— Start Provided records —

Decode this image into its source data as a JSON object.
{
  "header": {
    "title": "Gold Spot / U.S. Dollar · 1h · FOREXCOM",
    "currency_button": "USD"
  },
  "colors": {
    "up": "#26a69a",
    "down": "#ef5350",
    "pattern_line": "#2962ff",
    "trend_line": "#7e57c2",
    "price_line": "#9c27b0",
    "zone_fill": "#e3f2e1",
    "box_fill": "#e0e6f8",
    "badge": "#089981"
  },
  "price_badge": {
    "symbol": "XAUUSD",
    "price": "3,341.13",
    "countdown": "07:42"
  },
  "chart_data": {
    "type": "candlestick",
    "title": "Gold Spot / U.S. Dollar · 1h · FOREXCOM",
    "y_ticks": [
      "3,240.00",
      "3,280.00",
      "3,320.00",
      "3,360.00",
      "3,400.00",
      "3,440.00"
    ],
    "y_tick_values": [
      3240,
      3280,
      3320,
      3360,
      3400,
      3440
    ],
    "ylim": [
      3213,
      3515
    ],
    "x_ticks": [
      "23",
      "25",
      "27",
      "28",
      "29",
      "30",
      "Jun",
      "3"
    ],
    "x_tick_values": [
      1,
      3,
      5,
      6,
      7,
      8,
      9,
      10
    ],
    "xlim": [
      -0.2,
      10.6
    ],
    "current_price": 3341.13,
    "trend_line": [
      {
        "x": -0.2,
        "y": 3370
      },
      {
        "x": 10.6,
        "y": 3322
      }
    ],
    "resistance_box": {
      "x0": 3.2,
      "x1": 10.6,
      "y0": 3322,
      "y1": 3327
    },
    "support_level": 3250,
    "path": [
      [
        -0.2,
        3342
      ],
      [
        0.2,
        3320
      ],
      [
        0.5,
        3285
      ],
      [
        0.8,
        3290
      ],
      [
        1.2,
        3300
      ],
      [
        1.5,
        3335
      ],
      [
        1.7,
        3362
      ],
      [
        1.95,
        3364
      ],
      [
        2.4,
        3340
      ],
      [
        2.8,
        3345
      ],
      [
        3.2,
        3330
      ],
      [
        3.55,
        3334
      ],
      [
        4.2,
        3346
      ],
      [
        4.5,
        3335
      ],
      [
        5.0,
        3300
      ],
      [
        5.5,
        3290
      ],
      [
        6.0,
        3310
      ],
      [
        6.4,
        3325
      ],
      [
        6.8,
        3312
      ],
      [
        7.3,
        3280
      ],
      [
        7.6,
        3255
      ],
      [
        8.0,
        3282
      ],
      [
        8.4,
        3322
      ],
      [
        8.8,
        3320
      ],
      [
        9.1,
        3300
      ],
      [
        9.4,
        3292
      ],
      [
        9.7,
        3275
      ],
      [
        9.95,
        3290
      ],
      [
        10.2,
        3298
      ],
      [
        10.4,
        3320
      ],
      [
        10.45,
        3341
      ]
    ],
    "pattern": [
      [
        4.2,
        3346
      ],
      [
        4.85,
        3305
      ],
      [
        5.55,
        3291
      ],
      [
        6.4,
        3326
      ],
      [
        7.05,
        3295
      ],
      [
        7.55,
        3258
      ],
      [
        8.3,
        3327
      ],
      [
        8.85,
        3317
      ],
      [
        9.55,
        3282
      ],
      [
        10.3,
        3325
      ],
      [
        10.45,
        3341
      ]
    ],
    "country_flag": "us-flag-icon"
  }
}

— End Provided records —

Reproduce the material above, every line of it, exactly.

Complete output.
Decode this image into its source data as a JSON object.
{
  "header": {
    "title": "Gold Spot / U.S. Dollar · 1h · FOREXCOM",
    "currency_button": "USD"
  },
  "colors": {
    "up": "#26a69a",
    "down": "#ef5350",
    "pattern_line": "#2962ff",
    "trend_line": "#7e57c2",
    "price_line": "#9c27b0",
    "zone_fill": "#e3f2e1",
    "box_fill": "#e0e6f8",
    "badge": "#089981"
  },
  "price_badge": {
    "symbol": "XAUUSD",
    "price": "3,341.13",
    "countdown": "07:42"
  },
  "chart_data": {
    "type": "candlestick",
    "title": "Gold Spot / U.S. Dollar · 1h · FOREXCOM",
    "y_ticks": [
      "3,240.00",
      "3,280.00",
      "3,320.00",
      "3,360.00",
      "3,400.00",
      "3,440.00"
    ],
    "y_tick_values": [
      3240,
      3280,
      3320,
      3360,
      3400,
      3440
    ],
    "ylim": [
      3213,
      3515
    ],
    "x_ticks": [
      "23",
      "25",
      "27",
      "28",
      "29",
      "30",
      "Jun",
      "3"
    ],
    "x_tick_values": [
      1,
      3,
      5,
      6,
      7,
      8,
      9,
      10
    ],
    "xlim": [
      -0.2,
      10.6
    ],
    "current_price": 3341.13,
    "trend_line": [
      {
        "x": -0.2,
        "y": 3370
      },
      {
        "x": 10.6,
        "y": 3322
      }
    ],
    "resistance_box": {
      "x0": 3.2,
      "x1": 10.6,
      "y0": 3322,
      "y1": 3327
    },
    "support_level": 3250,
    "path": [
      [
        -0.2,
        3342
      ],
      [
        0.2,
        3320
      ],
      [
        0.5,
        3285
      ],
      [
        0.8,
        3290
      ],
      [
        1.2,
        3300
      ],
      [
        1.5,
        3335
      ],
      [
        1.7,
        3362
      ],
      [
        1.95,
        3364
      ],
      [
        2.4,
        3340
      ],
      [
        2.8,
        3345
      ],
      [
        3.2,
        3330
      ],
      [
        3.55,
        3334
      ],
      [
        4.2,
        3346
      ],
      [
        4.5,
        3335
      ],
      [
        5.0,
        3300
      ],
      [
        5.5,
        3290
      ],
      [
        6.0,
        3310
      ],
      [
        6.4,
        3325
      ],
      [
        6.8,
        3312
      ],
      [
        7.3,
        3280
      ],
      [
        7.6,
        3255
      ],
      [
        8.0,
        3282
      ],
      [
        8.4,
        3322
      ],
      [
        8.8,
        3320
      ],
      [
        9.1,
        3300
      ],
      [
        9.4,
        3292
      ],
      [
        9.7,
        3275
      ],
      [
        9.95,
        3290
      ],
      [
        10.2,
        3298
      ],
      [
        10.4,
        3320
      ],
      [
        10.45,
        3341
      ]
    ],
    "pattern": [
      [
        4.2,
        3346
      ],
      [
        4.85,
        3305
      ],
      [
        5.55,
        3291
      ],
      [
        6.4,
        3326
      ],
      [
        7.05,
        3295
      ],
      [
        7.55,
        3258
      ],
      [
        8.3,
        3327
      ],
      [
        8.85,
        3317
      ],
      [
        9.55,
        3282
      ],
      [
        10.3,
        3325
      ],
      [
        10.45,
        3341
      ]
    ],
    "country_flag": "us-flag-icon"
  }
}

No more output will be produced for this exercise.